Data records
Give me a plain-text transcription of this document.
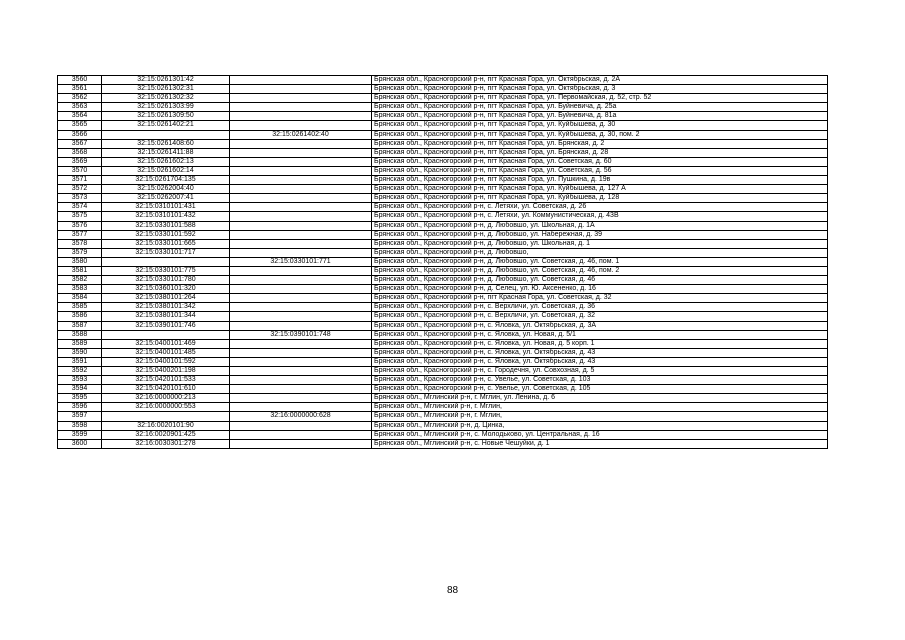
3560	32:15:0261301:42		Брянская обл., Красногорский р-н, пгт Красная Гора, ул. Октябрьская, д. 2А
3561	32:15:0261302:31		Брянская обл., Красногорский р-н, пгт Красная Гора, ул. Октябрьская, д. 3
3562	32:15:0261302:32		Брянская обл., Красногорский р-н, пгт Красная Гора, ул. Первомайская, д. 52, стр. 52
3563	32:15:0261303:99		Брянская обл., Красногорский р-н, пгт Красная Гора, ул. Буйневича, д. 25а
3564	32:15:0261309:50		Брянская обл., Красногорский р-н, пгт Красная Гора, ул. Буйневича, д. 81а
3565	32:15:0261402:21		Брянская обл., Красногорский р-н, пгт Красная Гора, ул. Куйбышева, д. 30
3566		32:15:0261402:40	Брянская обл., Красногорский р-н, пгт Красная Гора, ул. Куйбышева, д. 30, пом. 2
3567	32:15:0261408:60		Брянская обл., Красногорский р-н, пгт Красная Гора, ул. Брянская, д. 2
3568	32:15:0261411:88		Брянская обл., Красногорский р-н, пгт Красная Гора, ул. Брянская, д. 28
3569	32:15:0261602:13		Брянская обл., Красногорский р-н, пгт Красная Гора, ул. Советская, д. 60
3570	32:15:0261602:14		Брянская обл., Красногорский р-н, пгт Красная Гора, ул. Советская, д. 56
3571	32:15:0261704:135		Брянская обл., Красногорский р-н, пгт Красная Гора, ул. Пушкина, д. 19в
3572	32:15:0262004:40		Брянская обл., Красногорский р-н, пгт Красная Гора, ул. Куйбышева, д. 127 А
3573	32:15:0262007:41		Брянская обл., Красногорский р-н, пгт Красная Гора, ул. Куйбышева, д. 128
3574	32:15:0310101:431		Брянская обл., Красногорский р-н, с. Летяхи, ул. Советская, д. 26
3575	32:15:0310101:432		Брянская обл., Красногорский р-н, с. Летяхи, ул. Коммунистическая, д. 43В
3576	32:15:0330101:588		Брянская обл., Красногорский р-н, д. Любовшо, ул. Школьная, д. 1А
3577	32:15:0330101:592		Брянская обл., Красногорский р-н, д. Любовшо, ул. Набережная, д. 39
3578	32:15:0330101:665		Брянская обл., Красногорский р-н, д. Любовшо, ул. Школьная, д. 1
3579	32:15:0330101:717		Брянская обл., Красногорский р-н, д. Любовшо,
3580		32:15:0330101:771	Брянская обл., Красногорский р-н, д. Любовшо, ул. Советская, д. 46, пом. 1
3581	32:15:0330101:775		Брянская обл., Красногорский р-н, д. Любовшо, ул. Советская, д. 46, пом. 2
3582	32:15:0330101:780		Брянская обл., Красногорский р-н, д. Любовшо, ул. Советская, д. 46
3583	32:15:0360101:320		Брянская обл., Красногорский р-н, д. Селец, ул. Ю. Аксененко, д. 16
3584	32:15:0380101:264		Брянская обл., Красногорский р-н, пгт Красная Гора, ул. Советская, д. 32
3585	32:15:0380101:342		Брянская обл., Красногорский р-н, с. Верхличи, ул. Советская, д. 36
3586	32:15:0380101:344		Брянская обл., Красногорский р-н, с. Верхличи, ул. Советская, д. 32
3587	32:15:0390101:746		Брянская обл., Красногорский р-н, с. Яловка, ул. Октябрьская, д. 3А
3588		32:15:0390101:748	Брянская обл., Красногорский р-н, с. Яловка, ул. Новая, д. 5/1
3589	32:15:0400101:469		Брянская обл., Красногорский р-н, с. Яловка, ул. Новая, д. 5 корп. 1
3590	32:15:0400101:485		Брянская обл., Красногорский р-н, с. Яловка, ул. Октябрьская, д. 43
3591	32:15:0400101:592		Брянская обл., Красногорский р-н, с. Яловка, ул. Октябрьская, д. 43
3592	32:15:0400201:198		Брянская обл., Красногорский р-н, с. Городечня, ул. Совхозная, д. 5
3593	32:15:0420101:533		Брянская обл., Красногорский р-н, с. Увелье, ул. Советская, д. 103
3594	32:15:0420101:610		Брянская обл., Красногорский р-н, с. Увелье, ул. Советская, д. 105
3595	32:16:0000000:213		Брянская обл., Мглинский р-н, г. Мглин, ул. Ленина, д. 6
3596	32:16:0000000:553		Брянская обл., Мглинский р-н, г. Мглин,
3597		32:16:0000000:628	Брянская обл., Мглинский р-н, г. Мглин,
3598	32:16:0020101:90		Брянская обл., Мглинский р-н, д. Цинка,
3599	32:16:0020901:425		Брянская обл., Мглинский р-н, с. Молодьково, ул. Центральная, д. 16
3600	32:16:0030301:278		Брянская обл., Мглинский р-н, с. Новые Чешуйки, д. 1
88
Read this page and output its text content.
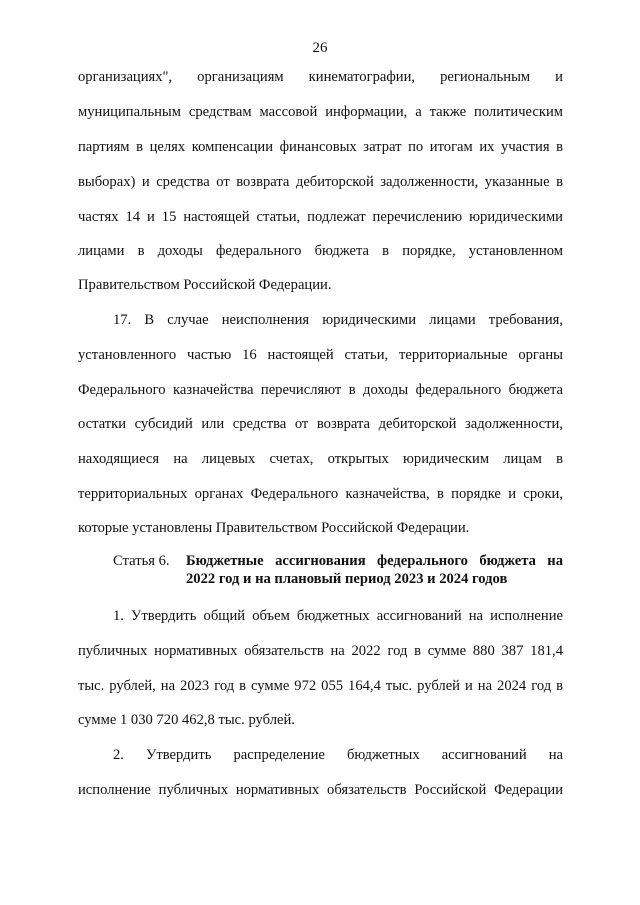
26
организациях", организациям кинематографии, региональным и
муниципальным средствам массовой информации, а также политическим
партиям в целях компенсации финансовых затрат по итогам их участия в
выборах) и средства от возврата дебиторской задолженности, указанные в
частях 14 и 15 настоящей статьи, подлежат перечислению юридическими
лицами в доходы федерального бюджета в порядке, установленном
Правительством Российской Федерации.
17. В случае неисполнения юридическими лицами требования,
установленного частью 16 настоящей статьи, территориальные органы
Федерального казначейства перечисляют в доходы федерального бюджета
остатки субсидий или средства от возврата дебиторской задолженности,
находящиеся на лицевых счетах, открытых юридическим лицам в
территориальных органах Федерального казначейства, в порядке и сроки,
которые установлены Правительством Российской Федерации.
Статья 6. Бюджетные ассигнования федерального бюджета на
2022 год и на плановый период 2023 и 2024 годов
1. Утвердить общий объем бюджетных ассигнований на исполнение
публичных нормативных обязательств на 2022 год в сумме 880 387 181,4
тыс. рублей, на 2023 год в сумме 972 055 164,4 тыс. рублей и на 2024 год в
сумме 1 030 720 462,8 тыс. рублей.
2. Утвердить распределение бюджетных ассигнований на
исполнение публичных нормативных обязательств Российской Федерации
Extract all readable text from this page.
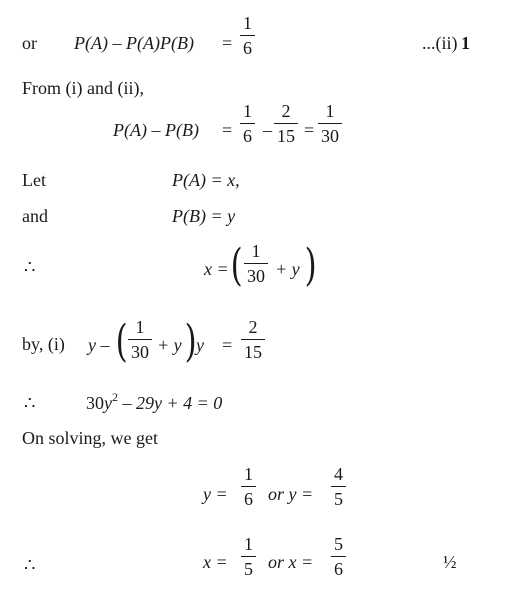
or P(A) – P(A)P(B) =
1
6	...(ii) 1
From (i) and (ii),
P(A) – P(B) =
1
6 –
2
15 =
1
30
Let	P(A) = x,
and	P(B) = y
∴	x = ( 1
30 + y )
by, (i) y – ( 1
30 + y ) y =
2
15
∴	$30y^2 - 29y + 4 = 0$
On solving, we get
y =
1
6 or y =
4
5
∴	x =
1
5 or x =
5
6	½
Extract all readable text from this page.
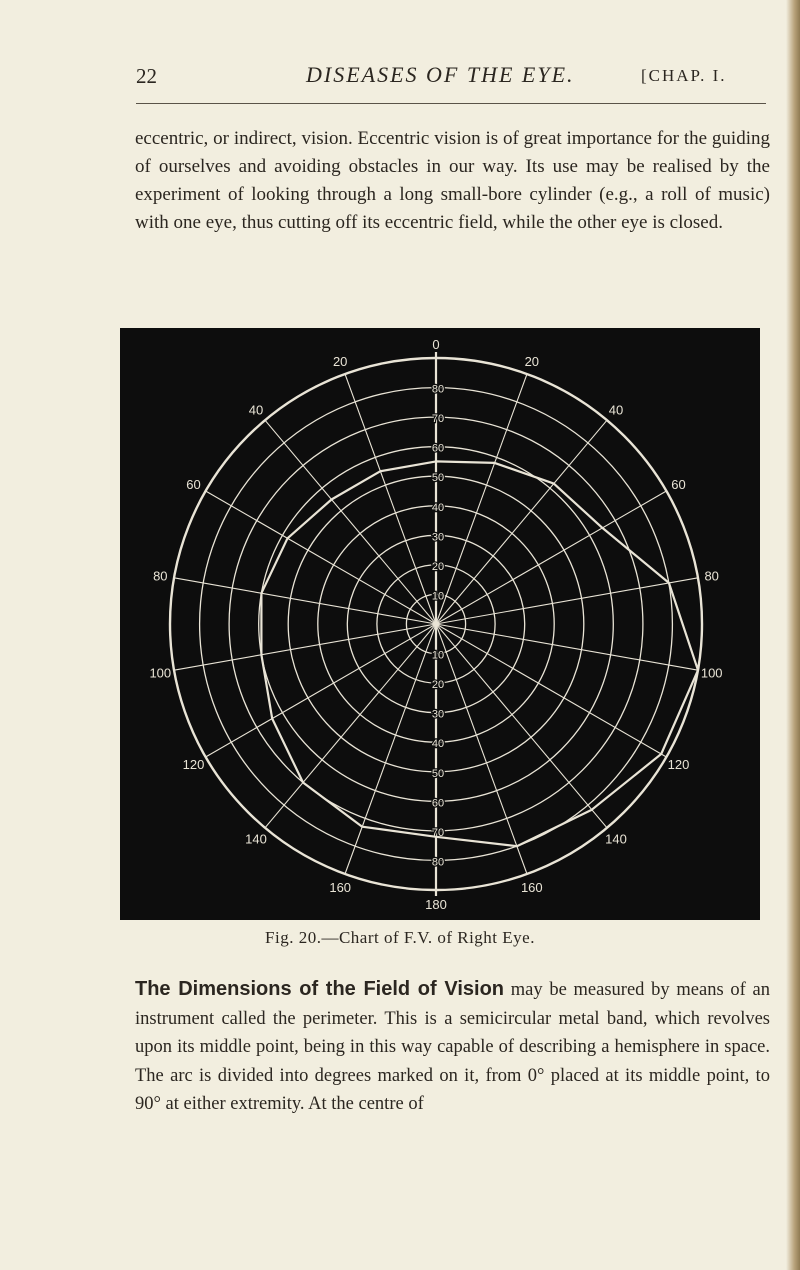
22	DISEASES OF THE EYE.	[CHAP. I.

eccentric, or indirect, vision. Eccentric vision is of great importance for the guiding of ourselves and avoiding obstacles in our way. Its use may be realised by the experiment of looking through a long small-bore cylinder (e.g., a roll of music) with one eye, thus cutting off its eccentric field, while the other eye is closed.

0
20
40
60
80
100
120
140
160
180
160
140
120
100
80
60
40
20
10
10
20
20
30
30
40
40
50
50
60
60
70
70
80
80
Fig. 20.—Chart of F.V. of Right Eye.

The Dimensions of the Field of Vision may be measured by means of an instrument called the perimeter. This is a semicircular metal band, which revolves upon its middle point, being in this way capable of describing a hemisphere in space. The arc is divided into degrees marked on it, from 0° placed at its middle point, to 90° at either extremity. At the centre of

GIVEN TASK
Copy all lines of the material above where the string "сумме" occurs.

RESPONSE TO THIS EXERCISE
публичных нормативных обязательств на 2022 год в сумме 880 387 181,4
тыс. рублей, на 2023 год в сумме 972 055 164,4 тыс. рублей и на 2024 год в
сумме 1 030 720 462,8 тыс. рублей.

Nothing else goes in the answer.